Task statement:
Repeat the entire listing exactly as written.
*** Task material
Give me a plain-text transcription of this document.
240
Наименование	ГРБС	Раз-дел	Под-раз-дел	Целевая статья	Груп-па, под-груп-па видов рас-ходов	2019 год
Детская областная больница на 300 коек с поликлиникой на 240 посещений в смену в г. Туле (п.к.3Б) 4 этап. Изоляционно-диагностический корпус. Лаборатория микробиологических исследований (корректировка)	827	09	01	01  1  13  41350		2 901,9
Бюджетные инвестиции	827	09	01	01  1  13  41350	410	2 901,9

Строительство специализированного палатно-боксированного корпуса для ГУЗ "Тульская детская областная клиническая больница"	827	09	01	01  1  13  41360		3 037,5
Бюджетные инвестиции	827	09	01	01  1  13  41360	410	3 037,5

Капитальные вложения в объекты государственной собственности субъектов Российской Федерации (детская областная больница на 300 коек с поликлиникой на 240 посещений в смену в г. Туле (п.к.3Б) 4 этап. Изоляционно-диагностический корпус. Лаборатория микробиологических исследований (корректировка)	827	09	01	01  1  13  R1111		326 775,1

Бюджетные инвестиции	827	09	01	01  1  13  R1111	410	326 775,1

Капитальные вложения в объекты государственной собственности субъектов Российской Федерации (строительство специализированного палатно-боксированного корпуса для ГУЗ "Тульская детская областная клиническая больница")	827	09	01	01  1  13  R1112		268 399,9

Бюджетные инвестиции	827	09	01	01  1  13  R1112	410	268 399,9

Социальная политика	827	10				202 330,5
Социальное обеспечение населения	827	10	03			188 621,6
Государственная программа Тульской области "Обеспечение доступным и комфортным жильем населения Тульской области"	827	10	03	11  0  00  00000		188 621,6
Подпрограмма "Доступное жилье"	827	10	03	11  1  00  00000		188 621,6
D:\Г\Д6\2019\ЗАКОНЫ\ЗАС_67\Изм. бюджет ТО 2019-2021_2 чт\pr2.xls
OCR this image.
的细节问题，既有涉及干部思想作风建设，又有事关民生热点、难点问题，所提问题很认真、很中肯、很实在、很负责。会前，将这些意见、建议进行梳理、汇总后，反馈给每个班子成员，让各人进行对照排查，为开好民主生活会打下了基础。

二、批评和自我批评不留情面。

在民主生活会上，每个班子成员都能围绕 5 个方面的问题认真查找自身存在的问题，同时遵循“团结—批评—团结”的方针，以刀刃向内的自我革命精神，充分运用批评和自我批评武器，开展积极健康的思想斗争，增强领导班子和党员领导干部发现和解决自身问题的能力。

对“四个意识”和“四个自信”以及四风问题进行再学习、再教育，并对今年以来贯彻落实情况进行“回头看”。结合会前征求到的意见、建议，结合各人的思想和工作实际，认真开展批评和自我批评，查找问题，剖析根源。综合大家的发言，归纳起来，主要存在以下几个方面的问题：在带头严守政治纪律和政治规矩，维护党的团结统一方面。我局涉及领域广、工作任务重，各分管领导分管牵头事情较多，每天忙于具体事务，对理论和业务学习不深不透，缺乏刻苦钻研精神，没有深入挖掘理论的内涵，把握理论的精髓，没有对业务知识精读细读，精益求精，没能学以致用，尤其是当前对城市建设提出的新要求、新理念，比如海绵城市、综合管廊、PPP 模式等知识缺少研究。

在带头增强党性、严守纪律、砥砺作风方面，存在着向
******
Output below:
Give me a plain-text transcription of this document.
240
Наименование	ГРБС	Раз-дел	Под-раз-дел	Целевая статья	Груп-па, под-груп-па видов рас-ходов	2019 год
Детская областная больница на 300 коек с поликлиникой на 240 посещений в смену в г. Туле (п.к.3Б) 4 этап. Изоляционно-диагностический корпус. Лаборатория микробиологических исследований (корректировка)	827	09	01	01  1  13  41350		2 901,9
Бюджетные инвестиции	827	09	01	01  1  13  41350	410	2 901,9

Строительство специализированного палатно-боксированного корпуса для ГУЗ "Тульская детская областная клиническая больница"	827	09	01	01  1  13  41360		3 037,5
Бюджетные инвестиции	827	09	01	01  1  13  41360	410	3 037,5

Капитальные вложения в объекты государственной собственности субъектов Российской Федерации (детская областная больница на 300 коек с поликлиникой на 240 посещений в смену в г. Туле (п.к.3Б) 4 этап. Изоляционно-диагностический корпус. Лаборатория микробиологических исследований (корректировка)	827	09	01	01  1  13  R1111		326 775,1

Бюджетные инвестиции	827	09	01	01  1  13  R1111	410	326 775,1

Капитальные вложения в объекты государственной собственности субъектов Российской Федерации (строительство специализированного палатно-боксированного корпуса для ГУЗ "Тульская детская областная клиническая больница")	827	09	01	01  1  13  R1112		268 399,9

Бюджетные инвестиции	827	09	01	01  1  13  R1112	410	268 399,9

Социальная политика	827	10				202 330,5
Социальное обеспечение населения	827	10	03			188 621,6
Государственная программа Тульской области "Обеспечение доступным и комфортным жильем населения Тульской области"	827	10	03	11  0  00  00000		188 621,6
Подпрограмма "Доступное жилье"	827	10	03	11  1  00  00000		188 621,6
D:\Г\Д6\2019\ЗАКОНЫ\ЗАС_67\Изм. бюджет ТО 2019-2021_2 чт\pr2.xls
OCR this image.
的细节问题，既有涉及干部思想作风建设，又有事关民生热点、难点问题，所提问题很认真、很中肯、很实在、很负责。会前，将这些意见、建议进行梳理、汇总后，反馈给每个班子成员，让各人进行对照排查，为开好民主生活会打下了基础。

二、批评和自我批评不留情面。

在民主生活会上，每个班子成员都能围绕 5 个方面的问题认真查找自身存在的问题，同时遵循“团结—批评—团结”的方针，以刀刃向内的自我革命精神，充分运用批评和自我批评武器，开展积极健康的思想斗争，增强领导班子和党员领导干部发现和解决自身问题的能力。

对“四个意识”和“四个自信”以及四风问题进行再学习、再教育，并对今年以来贯彻落实情况进行“回头看”。结合会前征求到的意见、建议，结合各人的思想和工作实际，认真开展批评和自我批评，查找问题，剖析根源。综合大家的发言，归纳起来，主要存在以下几个方面的问题：在带头严守政治纪律和政治规矩，维护党的团结统一方面。我局涉及领域广、工作任务重，各分管领导分管牵头事情较多，每天忙于具体事务，对理论和业务学习不深不透，缺乏刻苦钻研精神，没有深入挖掘理论的内涵，把握理论的精髓，没有对业务知识精读细读，精益求精，没能学以致用，尤其是当前对城市建设提出的新要求、新理念，比如海绵城市、综合管廊、PPP 模式等知识缺少研究。

在带头增强党性、严守纪律、砥砺作风方面，存在着向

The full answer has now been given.